Convert the lines from the one containing "List UI elements" through the one containing "banner-kana-line: ガンバルベ xyxy=(390,19,428,28)", both included, into a Markdown table with the columns "No." and "Line", numbering each line and omitting any blank lines.

(Dataset):
+-------+

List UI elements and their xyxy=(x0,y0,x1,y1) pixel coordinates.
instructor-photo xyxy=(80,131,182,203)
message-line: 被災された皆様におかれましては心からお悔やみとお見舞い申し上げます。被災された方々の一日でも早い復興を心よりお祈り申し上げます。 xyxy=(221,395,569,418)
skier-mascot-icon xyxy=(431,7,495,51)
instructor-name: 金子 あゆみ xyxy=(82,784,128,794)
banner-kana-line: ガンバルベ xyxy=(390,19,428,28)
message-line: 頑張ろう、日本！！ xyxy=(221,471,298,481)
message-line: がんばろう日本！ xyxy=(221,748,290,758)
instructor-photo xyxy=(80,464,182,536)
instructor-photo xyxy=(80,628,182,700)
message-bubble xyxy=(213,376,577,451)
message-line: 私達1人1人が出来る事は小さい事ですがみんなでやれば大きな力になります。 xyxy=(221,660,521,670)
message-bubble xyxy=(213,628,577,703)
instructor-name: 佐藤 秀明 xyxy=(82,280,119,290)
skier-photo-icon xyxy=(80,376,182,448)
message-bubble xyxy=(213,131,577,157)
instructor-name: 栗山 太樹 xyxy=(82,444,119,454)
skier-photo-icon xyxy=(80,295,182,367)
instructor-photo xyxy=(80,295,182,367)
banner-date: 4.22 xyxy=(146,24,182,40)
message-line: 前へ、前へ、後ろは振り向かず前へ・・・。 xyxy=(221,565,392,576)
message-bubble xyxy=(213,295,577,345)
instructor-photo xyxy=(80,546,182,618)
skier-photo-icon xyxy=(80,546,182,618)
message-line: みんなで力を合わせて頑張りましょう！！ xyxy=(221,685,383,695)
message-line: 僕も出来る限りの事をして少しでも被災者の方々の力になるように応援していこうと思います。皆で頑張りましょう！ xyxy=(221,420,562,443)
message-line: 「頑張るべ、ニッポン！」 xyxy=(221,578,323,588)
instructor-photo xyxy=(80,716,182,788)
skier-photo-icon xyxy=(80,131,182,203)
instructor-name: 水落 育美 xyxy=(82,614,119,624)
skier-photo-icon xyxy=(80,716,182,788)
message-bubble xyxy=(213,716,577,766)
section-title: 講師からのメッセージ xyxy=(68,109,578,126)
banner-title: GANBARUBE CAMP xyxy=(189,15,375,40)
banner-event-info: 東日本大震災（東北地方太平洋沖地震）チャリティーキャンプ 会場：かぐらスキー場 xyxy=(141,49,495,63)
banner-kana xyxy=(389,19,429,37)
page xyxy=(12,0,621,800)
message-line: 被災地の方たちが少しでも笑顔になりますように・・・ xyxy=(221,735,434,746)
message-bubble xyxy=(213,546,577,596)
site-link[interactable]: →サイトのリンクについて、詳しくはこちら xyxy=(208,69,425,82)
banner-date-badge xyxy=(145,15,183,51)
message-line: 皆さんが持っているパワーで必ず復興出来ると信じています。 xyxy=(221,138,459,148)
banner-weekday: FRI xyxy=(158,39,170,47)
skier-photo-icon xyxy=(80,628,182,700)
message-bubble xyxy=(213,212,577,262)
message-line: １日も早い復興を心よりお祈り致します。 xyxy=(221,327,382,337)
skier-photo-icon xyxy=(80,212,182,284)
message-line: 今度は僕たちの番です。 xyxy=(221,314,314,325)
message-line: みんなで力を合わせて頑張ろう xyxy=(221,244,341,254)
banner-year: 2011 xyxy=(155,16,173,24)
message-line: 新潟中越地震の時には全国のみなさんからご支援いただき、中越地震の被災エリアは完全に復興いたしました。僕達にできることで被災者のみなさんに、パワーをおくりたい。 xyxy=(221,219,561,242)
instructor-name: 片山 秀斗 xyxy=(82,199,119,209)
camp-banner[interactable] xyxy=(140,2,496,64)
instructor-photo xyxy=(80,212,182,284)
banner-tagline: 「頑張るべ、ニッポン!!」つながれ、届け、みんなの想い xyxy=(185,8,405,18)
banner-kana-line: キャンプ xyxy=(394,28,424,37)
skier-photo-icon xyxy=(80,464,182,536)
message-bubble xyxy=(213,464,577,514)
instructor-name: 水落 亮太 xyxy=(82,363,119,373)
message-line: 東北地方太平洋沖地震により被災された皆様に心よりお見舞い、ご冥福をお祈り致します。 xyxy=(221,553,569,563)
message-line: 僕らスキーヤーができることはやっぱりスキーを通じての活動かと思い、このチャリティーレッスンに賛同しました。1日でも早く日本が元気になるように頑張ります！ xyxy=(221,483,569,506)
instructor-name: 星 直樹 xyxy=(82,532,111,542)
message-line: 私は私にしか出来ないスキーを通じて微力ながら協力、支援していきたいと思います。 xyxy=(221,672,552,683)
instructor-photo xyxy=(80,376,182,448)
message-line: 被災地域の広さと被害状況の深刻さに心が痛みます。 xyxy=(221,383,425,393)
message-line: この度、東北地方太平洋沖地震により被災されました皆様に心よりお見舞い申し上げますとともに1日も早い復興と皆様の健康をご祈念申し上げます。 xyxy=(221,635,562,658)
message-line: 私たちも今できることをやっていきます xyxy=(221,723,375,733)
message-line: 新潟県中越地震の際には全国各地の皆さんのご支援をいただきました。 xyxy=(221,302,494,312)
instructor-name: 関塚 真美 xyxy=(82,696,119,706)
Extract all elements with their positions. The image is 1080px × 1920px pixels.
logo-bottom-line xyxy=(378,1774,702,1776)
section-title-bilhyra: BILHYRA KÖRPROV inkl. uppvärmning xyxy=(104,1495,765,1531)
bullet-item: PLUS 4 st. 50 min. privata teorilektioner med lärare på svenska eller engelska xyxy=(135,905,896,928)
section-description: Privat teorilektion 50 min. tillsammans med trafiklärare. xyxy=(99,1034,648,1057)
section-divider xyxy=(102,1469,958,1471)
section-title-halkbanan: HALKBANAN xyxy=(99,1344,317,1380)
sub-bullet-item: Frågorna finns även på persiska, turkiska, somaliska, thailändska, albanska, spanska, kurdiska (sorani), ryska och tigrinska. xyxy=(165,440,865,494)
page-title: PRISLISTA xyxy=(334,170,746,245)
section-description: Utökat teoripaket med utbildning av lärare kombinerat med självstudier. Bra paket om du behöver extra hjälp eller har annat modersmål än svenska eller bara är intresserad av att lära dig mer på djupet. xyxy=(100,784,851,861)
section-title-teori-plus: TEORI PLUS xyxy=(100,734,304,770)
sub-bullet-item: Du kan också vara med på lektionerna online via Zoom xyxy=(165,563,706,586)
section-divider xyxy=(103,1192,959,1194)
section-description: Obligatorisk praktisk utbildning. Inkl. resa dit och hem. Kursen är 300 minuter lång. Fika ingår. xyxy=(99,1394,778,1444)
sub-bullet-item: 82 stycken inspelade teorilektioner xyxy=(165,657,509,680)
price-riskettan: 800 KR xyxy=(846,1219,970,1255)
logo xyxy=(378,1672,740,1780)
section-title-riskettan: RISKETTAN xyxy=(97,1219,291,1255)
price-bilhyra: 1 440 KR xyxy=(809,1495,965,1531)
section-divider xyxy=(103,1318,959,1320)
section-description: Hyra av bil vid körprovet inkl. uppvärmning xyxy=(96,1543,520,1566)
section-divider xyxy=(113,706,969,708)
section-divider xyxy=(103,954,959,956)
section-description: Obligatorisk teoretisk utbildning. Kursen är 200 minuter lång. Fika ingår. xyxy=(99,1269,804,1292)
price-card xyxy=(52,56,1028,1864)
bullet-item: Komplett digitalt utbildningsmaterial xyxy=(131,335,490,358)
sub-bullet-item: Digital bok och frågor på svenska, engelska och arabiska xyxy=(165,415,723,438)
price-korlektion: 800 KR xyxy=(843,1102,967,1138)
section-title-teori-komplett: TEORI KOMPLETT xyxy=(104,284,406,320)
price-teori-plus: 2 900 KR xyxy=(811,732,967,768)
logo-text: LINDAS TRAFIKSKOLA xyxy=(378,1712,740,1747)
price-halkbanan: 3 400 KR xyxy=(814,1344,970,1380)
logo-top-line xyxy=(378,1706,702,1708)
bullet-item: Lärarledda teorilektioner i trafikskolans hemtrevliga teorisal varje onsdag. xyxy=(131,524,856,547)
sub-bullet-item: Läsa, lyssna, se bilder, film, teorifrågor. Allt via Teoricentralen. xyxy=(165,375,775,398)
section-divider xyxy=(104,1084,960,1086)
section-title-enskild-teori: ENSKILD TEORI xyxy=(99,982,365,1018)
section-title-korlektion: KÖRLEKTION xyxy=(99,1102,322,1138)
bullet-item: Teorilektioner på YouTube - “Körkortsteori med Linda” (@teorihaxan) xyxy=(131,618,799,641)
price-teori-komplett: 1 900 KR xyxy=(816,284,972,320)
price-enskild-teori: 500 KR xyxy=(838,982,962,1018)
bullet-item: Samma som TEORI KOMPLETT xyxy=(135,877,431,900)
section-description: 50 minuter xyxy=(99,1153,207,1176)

+-------+

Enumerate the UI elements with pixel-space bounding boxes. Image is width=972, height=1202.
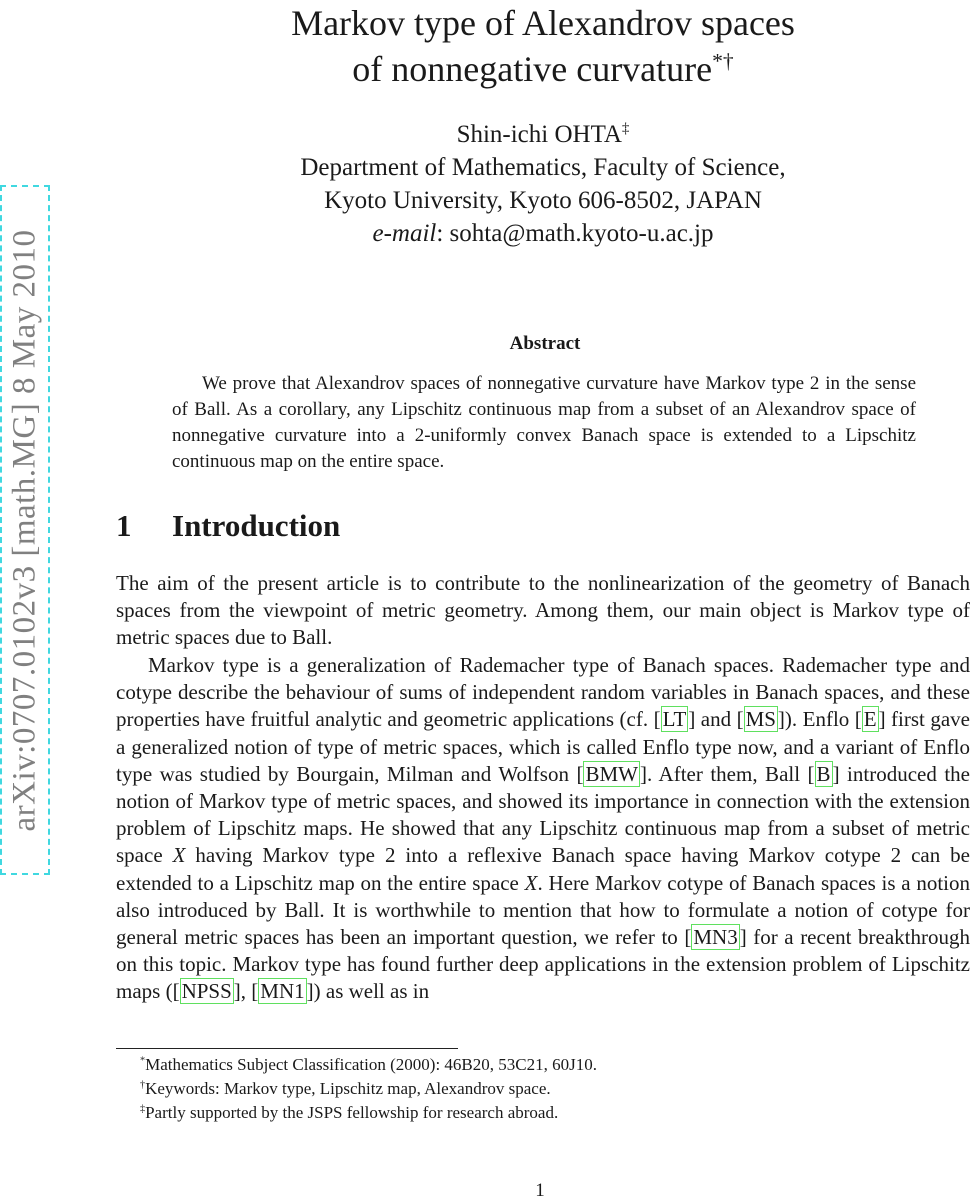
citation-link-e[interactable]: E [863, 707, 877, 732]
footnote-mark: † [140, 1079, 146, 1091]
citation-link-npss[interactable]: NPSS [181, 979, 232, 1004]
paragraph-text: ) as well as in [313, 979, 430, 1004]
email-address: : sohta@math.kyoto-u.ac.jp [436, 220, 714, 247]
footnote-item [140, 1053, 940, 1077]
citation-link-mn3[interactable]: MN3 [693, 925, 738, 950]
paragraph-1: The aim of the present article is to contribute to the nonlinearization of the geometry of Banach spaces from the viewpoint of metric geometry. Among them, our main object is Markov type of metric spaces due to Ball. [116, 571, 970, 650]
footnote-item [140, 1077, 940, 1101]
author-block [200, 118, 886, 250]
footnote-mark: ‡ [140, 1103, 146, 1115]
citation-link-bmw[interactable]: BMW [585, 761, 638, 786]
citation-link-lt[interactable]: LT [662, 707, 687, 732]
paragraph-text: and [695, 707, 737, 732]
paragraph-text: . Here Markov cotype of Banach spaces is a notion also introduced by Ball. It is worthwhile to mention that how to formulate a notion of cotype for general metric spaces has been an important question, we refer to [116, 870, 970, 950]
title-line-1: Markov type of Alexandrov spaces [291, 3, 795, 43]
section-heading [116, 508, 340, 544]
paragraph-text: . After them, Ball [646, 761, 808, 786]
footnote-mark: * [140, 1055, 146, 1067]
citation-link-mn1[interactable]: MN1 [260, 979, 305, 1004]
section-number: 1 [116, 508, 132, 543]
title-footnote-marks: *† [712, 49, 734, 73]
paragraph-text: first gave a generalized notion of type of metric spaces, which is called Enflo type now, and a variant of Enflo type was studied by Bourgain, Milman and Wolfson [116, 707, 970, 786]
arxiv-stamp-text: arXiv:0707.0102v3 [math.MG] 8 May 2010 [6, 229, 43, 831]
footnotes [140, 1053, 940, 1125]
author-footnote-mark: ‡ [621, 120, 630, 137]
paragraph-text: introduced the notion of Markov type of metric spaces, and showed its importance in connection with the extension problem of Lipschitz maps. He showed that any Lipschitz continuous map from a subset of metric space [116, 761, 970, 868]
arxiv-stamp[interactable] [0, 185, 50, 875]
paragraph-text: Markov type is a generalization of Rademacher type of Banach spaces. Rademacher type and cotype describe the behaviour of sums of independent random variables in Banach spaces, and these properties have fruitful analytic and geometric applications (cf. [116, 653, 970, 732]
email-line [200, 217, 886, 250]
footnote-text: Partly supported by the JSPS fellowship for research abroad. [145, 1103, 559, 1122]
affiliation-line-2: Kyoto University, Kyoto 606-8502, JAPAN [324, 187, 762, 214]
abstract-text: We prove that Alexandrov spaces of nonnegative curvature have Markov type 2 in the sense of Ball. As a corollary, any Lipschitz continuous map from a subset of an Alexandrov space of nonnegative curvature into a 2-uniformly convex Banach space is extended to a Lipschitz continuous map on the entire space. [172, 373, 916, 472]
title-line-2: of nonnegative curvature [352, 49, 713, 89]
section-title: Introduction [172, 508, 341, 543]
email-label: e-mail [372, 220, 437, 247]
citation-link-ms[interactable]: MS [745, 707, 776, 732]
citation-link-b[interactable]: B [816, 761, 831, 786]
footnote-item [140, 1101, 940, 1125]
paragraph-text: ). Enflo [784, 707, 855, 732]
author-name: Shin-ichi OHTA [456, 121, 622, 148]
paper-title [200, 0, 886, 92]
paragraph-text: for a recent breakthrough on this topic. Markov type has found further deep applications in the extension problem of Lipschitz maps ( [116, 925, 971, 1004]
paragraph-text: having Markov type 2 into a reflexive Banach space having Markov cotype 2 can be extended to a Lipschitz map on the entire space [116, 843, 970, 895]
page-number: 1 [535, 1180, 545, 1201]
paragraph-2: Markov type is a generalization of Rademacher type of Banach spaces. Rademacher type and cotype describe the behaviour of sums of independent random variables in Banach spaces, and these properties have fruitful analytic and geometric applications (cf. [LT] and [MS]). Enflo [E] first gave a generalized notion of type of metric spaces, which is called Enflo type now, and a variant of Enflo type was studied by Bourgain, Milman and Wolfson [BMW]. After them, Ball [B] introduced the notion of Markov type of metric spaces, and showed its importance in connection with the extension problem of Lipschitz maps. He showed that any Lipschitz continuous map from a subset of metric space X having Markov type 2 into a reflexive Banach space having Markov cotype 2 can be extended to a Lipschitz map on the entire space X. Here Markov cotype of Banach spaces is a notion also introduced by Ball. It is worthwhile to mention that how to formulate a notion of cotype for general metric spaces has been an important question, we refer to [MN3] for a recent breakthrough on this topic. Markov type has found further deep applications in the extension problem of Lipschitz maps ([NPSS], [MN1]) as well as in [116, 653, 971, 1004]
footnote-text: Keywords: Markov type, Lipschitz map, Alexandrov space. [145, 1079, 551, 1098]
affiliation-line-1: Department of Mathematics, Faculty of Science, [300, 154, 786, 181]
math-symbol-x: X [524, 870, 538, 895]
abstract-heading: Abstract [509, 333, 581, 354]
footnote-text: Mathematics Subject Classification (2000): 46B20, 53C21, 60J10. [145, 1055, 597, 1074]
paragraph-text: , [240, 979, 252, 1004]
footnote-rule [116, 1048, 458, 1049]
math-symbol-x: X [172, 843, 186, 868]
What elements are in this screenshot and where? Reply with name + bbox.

+-------+

(Output of the task):
| No. | Line |
|---|---|
| 1 | List UI elements and their xyxy=(x0,y0,x1,y1) pixel coordinates. |
| 2 | instructor-photo xyxy=(80,131,182,203) |
| 3 | message-line: 被災された皆様におかれましては心からお悔やみとお見舞い申し上げます。被災された方々の一日でも早い復興を心よりお祈り申し上げます。 xyxy=(221,395,569,418) |
| 4 | skier-mascot-icon xyxy=(431,7,495,51) |
| 5 | instructor-name: 金子 あゆみ xyxy=(82,784,128,794) |
| 6 | banner-kana-line: ガンバルベ xyxy=(390,19,428,28) |